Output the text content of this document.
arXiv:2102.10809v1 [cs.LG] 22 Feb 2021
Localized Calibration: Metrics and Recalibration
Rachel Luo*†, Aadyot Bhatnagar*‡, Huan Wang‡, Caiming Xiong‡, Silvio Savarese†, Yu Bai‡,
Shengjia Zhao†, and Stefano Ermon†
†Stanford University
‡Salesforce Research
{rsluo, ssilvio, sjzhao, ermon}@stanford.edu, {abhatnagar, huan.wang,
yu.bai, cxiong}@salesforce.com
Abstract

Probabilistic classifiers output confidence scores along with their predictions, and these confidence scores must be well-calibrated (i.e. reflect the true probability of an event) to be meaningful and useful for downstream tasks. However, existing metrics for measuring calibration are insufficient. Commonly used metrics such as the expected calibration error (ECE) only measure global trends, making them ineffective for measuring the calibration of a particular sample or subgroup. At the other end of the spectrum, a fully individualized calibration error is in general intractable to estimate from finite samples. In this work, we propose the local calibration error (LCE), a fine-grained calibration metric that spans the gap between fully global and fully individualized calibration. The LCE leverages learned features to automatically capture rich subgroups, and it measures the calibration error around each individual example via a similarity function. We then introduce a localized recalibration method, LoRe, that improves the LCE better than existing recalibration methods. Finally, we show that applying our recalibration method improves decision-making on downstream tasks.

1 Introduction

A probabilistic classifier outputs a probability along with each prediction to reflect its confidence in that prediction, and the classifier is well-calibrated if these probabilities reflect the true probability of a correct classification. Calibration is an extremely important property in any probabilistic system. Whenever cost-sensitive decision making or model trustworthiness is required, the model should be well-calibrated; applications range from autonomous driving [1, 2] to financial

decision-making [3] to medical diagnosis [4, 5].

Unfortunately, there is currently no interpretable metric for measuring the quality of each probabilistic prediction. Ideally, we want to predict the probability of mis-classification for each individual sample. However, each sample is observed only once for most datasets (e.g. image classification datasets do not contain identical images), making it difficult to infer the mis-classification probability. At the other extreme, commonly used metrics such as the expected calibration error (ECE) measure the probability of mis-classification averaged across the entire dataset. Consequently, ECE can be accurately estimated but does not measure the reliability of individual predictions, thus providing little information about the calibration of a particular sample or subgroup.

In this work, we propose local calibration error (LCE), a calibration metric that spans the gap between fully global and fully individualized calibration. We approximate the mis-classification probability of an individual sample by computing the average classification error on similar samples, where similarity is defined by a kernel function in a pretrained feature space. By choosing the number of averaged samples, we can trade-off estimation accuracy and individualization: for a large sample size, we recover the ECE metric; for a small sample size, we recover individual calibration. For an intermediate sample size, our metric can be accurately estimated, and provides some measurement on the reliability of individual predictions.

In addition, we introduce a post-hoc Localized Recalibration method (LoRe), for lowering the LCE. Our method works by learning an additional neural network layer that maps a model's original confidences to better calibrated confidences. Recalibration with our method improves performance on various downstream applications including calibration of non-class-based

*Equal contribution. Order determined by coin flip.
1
####
[Given exercise] Reproduce the whole listing word for word.

[Solution to the problem]
Output the text content of this document.
arXiv:2102.10809v1 [cs.LG] 22 Feb 2021
Localized Calibration: Metrics and Recalibration
Rachel Luo*†, Aadyot Bhatnagar*‡, Huan Wang‡, Caiming Xiong‡, Silvio Savarese†, Yu Bai‡,
Shengjia Zhao†, and Stefano Ermon†
†Stanford University
‡Salesforce Research
{rsluo, ssilvio, sjzhao, ermon}@stanford.edu, {abhatnagar, huan.wang,
yu.bai, cxiong}@salesforce.com
Abstract

Probabilistic classifiers output confidence scores along with their predictions, and these confidence scores must be well-calibrated (i.e. reflect the true probability of an event) to be meaningful and useful for downstream tasks. However, existing metrics for measuring calibration are insufficient. Commonly used metrics such as the expected calibration error (ECE) only measure global trends, making them ineffective for measuring the calibration of a particular sample or subgroup. At the other end of the spectrum, a fully individualized calibration error is in general intractable to estimate from finite samples. In this work, we propose the local calibration error (LCE), a fine-grained calibration metric that spans the gap between fully global and fully individualized calibration. The LCE leverages learned features to automatically capture rich subgroups, and it measures the calibration error around each individual example via a similarity function. We then introduce a localized recalibration method, LoRe, that improves the LCE better than existing recalibration methods. Finally, we show that applying our recalibration method improves decision-making on downstream tasks.

1 Introduction

A probabilistic classifier outputs a probability along with each prediction to reflect its confidence in that prediction, and the classifier is well-calibrated if these probabilities reflect the true probability of a correct classification. Calibration is an extremely important property in any probabilistic system. Whenever cost-sensitive decision making or model trustworthiness is required, the model should be well-calibrated; applications range from autonomous driving [1, 2] to financial

decision-making [3] to medical diagnosis [4, 5].

Unfortunately, there is currently no interpretable metric for measuring the quality of each probabilistic prediction. Ideally, we want to predict the probability of mis-classification for each individual sample. However, each sample is observed only once for most datasets (e.g. image classification datasets do not contain identical images), making it difficult to infer the mis-classification probability. At the other extreme, commonly used metrics such as the expected calibration error (ECE) measure the probability of mis-classification averaged across the entire dataset. Consequently, ECE can be accurately estimated but does not measure the reliability of individual predictions, thus providing little information about the calibration of a particular sample or subgroup.

In this work, we propose local calibration error (LCE), a calibration metric that spans the gap between fully global and fully individualized calibration. We approximate the mis-classification probability of an individual sample by computing the average classification error on similar samples, where similarity is defined by a kernel function in a pretrained feature space. By choosing the number of averaged samples, we can trade-off estimation accuracy and individualization: for a large sample size, we recover the ECE metric; for a small sample size, we recover individual calibration. For an intermediate sample size, our metric can be accurately estimated, and provides some measurement on the reliability of individual predictions.

In addition, we introduce a post-hoc Localized Recalibration method (LoRe), for lowering the LCE. Our method works by learning an additional neural network layer that maps a model's original confidences to better calibrated confidences. Recalibration with our method improves performance on various downstream applications including calibration of non-class-based

*Equal contribution. Order determined by coin flip.
1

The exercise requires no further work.